■ **SET PROBLEM**
Quote the lines from the line holding "Convert this document image to plain text." to the very end of the listing, exactly, and no others.

■ **PROVIDED RECORDS**
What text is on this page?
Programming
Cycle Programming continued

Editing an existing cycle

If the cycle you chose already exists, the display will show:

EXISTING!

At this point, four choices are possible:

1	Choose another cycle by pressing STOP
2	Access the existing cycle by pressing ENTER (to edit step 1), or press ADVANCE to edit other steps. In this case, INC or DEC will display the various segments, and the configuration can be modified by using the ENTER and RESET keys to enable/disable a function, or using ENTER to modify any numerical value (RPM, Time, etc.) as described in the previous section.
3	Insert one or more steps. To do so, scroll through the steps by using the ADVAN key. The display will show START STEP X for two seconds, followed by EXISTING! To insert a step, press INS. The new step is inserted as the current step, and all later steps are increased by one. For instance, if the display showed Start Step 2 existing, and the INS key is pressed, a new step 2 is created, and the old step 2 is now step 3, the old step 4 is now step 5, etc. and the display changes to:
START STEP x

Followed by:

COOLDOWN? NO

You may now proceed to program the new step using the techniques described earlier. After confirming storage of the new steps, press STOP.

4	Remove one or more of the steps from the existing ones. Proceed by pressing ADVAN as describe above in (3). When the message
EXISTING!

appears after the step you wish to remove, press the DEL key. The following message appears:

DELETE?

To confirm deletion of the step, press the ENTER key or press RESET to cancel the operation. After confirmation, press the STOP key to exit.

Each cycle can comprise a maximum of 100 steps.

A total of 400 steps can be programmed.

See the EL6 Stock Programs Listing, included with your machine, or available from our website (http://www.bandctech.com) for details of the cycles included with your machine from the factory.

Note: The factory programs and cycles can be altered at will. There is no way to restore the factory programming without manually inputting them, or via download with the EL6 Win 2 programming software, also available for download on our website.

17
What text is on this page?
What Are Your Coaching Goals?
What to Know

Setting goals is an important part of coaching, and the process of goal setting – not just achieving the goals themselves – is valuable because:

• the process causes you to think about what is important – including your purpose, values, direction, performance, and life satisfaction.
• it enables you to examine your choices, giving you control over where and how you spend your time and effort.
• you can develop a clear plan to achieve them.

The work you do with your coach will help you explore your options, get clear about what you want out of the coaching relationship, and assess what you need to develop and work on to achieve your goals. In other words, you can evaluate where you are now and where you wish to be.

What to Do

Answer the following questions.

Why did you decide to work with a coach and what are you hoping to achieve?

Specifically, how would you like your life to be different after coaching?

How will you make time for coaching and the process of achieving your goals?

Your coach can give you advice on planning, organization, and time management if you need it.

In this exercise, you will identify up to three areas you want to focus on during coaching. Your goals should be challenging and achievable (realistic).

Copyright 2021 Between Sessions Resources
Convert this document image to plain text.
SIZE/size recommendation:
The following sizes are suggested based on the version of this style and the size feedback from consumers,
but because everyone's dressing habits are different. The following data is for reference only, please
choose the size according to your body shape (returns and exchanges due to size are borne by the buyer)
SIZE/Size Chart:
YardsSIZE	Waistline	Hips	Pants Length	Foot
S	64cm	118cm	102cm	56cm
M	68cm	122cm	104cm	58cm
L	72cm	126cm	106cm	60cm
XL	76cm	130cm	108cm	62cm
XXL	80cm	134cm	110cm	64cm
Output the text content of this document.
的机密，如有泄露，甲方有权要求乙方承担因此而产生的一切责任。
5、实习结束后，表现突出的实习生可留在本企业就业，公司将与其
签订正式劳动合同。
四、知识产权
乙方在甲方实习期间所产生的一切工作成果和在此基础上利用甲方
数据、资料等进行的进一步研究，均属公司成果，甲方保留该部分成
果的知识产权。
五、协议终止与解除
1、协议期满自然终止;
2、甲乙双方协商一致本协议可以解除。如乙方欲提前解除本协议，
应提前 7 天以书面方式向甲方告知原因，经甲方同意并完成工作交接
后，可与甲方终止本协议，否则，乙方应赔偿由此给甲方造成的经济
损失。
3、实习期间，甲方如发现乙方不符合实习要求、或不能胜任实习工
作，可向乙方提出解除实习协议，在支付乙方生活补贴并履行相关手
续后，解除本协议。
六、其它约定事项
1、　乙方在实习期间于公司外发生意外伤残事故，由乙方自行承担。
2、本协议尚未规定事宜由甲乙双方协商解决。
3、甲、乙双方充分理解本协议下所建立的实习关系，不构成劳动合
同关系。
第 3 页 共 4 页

■ **ANSWER TO THE TASK**
Convert this document image to plain text.
SIZE/size recommendation:
The following sizes are suggested based on the version of this style and the size feedback from consumers,
but because everyone's dressing habits are different. The following data is for reference only, please
choose the size according to your body shape (returns and exchanges due to size are borne by the buyer)
SIZE/Size Chart:
YardsSIZE	Waistline	Hips	Pants Length	Foot
S	64cm	118cm	102cm	56cm
M	68cm	122cm	104cm	58cm
L	72cm	126cm	106cm	60cm
XL	76cm	130cm	108cm	62cm
XXL	80cm	134cm	110cm	64cm
Output the text content of this document.
的机密，如有泄露，甲方有权要求乙方承担因此而产生的一切责任。
5、实习结束后，表现突出的实习生可留在本企业就业，公司将与其
签订正式劳动合同。
四、知识产权
乙方在甲方实习期间所产生的一切工作成果和在此基础上利用甲方
数据、资料等进行的进一步研究，均属公司成果，甲方保留该部分成
果的知识产权。
五、协议终止与解除
1、协议期满自然终止;
2、甲乙双方协商一致本协议可以解除。如乙方欲提前解除本协议，
应提前 7 天以书面方式向甲方告知原因，经甲方同意并完成工作交接
后，可与甲方终止本协议，否则，乙方应赔偿由此给甲方造成的经济
损失。
3、实习期间，甲方如发现乙方不符合实习要求、或不能胜任实习工
作，可向乙方提出解除实习协议，在支付乙方生活补贴并履行相关手
续后，解除本协议。
六、其它约定事项
1、　乙方在实习期间于公司外发生意外伤残事故，由乙方自行承担。
2、本协议尚未规定事宜由甲乙双方协商解决。
3、甲、乙双方充分理解本协议下所建立的实习关系，不构成劳动合
同关系。
第 3 页 共 4 页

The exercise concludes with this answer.